- _Problem requirements_
Below are records to repeat exactly. Omit the pictures from the copy.

· · · · · · ·

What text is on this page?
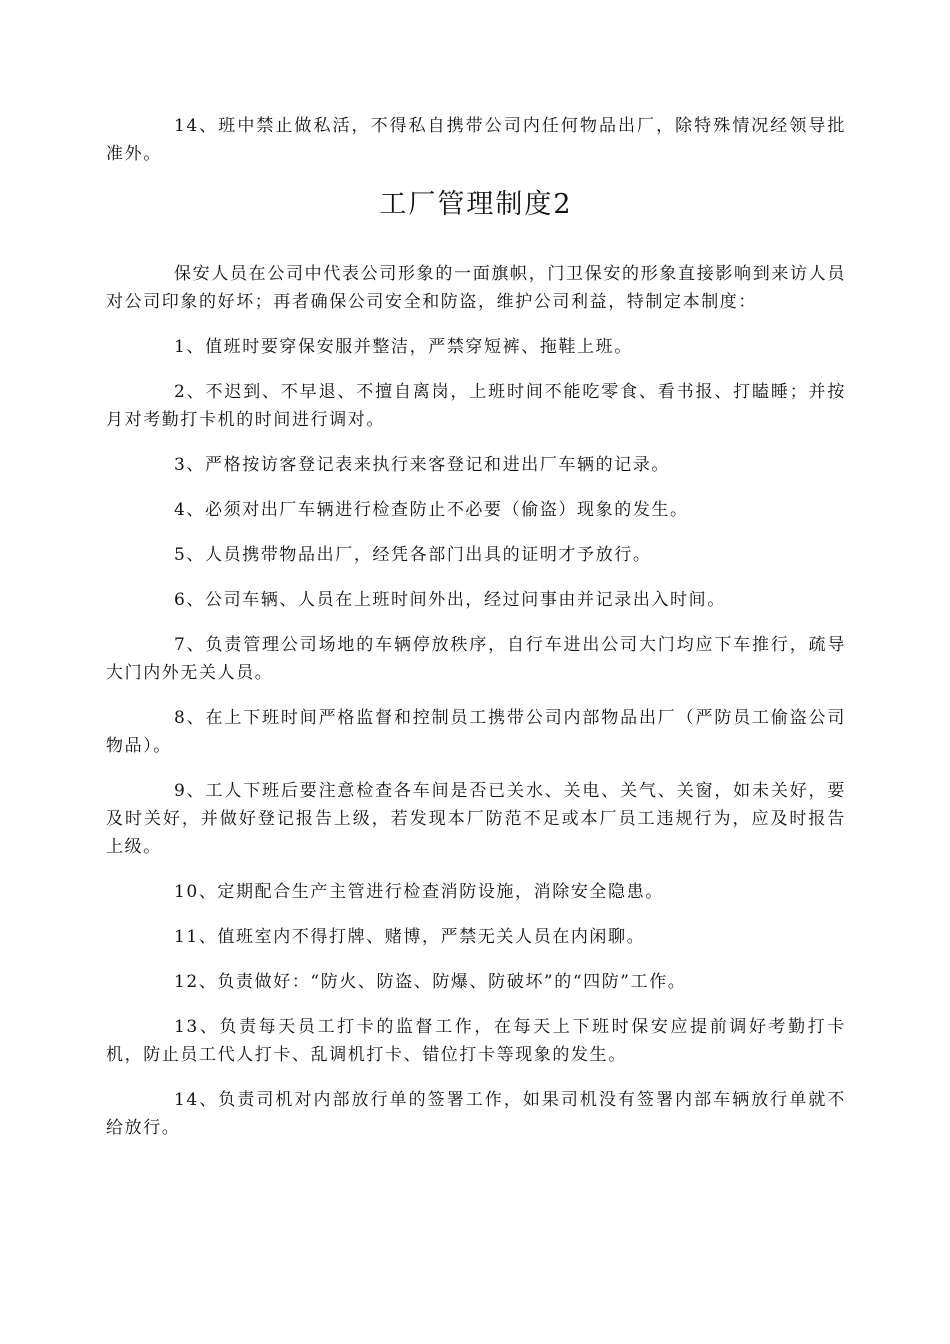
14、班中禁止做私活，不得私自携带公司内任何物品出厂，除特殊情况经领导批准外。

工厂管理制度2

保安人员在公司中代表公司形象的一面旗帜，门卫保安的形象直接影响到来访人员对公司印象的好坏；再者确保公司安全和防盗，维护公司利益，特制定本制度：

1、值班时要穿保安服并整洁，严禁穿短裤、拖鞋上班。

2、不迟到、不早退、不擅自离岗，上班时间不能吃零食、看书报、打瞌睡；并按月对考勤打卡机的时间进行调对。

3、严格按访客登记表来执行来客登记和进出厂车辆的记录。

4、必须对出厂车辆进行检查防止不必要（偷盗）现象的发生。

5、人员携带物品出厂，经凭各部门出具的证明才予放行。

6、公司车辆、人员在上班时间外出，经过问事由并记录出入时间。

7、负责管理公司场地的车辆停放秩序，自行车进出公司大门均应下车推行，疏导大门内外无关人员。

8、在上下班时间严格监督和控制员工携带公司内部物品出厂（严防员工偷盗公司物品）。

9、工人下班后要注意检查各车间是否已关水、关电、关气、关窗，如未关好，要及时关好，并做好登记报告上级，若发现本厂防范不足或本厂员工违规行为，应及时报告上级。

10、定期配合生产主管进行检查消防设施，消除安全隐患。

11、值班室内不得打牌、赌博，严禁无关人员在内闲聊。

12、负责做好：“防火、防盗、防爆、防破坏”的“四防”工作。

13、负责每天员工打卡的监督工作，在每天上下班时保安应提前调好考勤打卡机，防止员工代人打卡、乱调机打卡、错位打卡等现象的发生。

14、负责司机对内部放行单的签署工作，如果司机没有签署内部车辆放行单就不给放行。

· · · · · · ·

- _Response to the exercise_
What text is on this page?
14、班中禁止做私活，不得私自携带公司内任何物品出厂，除特殊情况经领导批准外。

工厂管理制度2

保安人员在公司中代表公司形象的一面旗帜，门卫保安的形象直接影响到来访人员对公司印象的好坏；再者确保公司安全和防盗，维护公司利益，特制定本制度：

1、值班时要穿保安服并整洁，严禁穿短裤、拖鞋上班。

2、不迟到、不早退、不擅自离岗，上班时间不能吃零食、看书报、打瞌睡；并按月对考勤打卡机的时间进行调对。

3、严格按访客登记表来执行来客登记和进出厂车辆的记录。

4、必须对出厂车辆进行检查防止不必要（偷盗）现象的发生。

5、人员携带物品出厂，经凭各部门出具的证明才予放行。

6、公司车辆、人员在上班时间外出，经过问事由并记录出入时间。

7、负责管理公司场地的车辆停放秩序，自行车进出公司大门均应下车推行，疏导大门内外无关人员。

8、在上下班时间严格监督和控制员工携带公司内部物品出厂（严防员工偷盗公司物品）。

9、工人下班后要注意检查各车间是否已关水、关电、关气、关窗，如未关好，要及时关好，并做好登记报告上级，若发现本厂防范不足或本厂员工违规行为，应及时报告上级。

10、定期配合生产主管进行检查消防设施，消除安全隐患。

11、值班室内不得打牌、赌博，严禁无关人员在内闲聊。

12、负责做好：“防火、防盗、防爆、防破坏”的“四防”工作。

13、负责每天员工打卡的监督工作，在每天上下班时保安应提前调好考勤打卡机，防止员工代人打卡、乱调机打卡、错位打卡等现象的发生。

14、负责司机对内部放行单的签署工作，如果司机没有签署内部车辆放行单就不给放行。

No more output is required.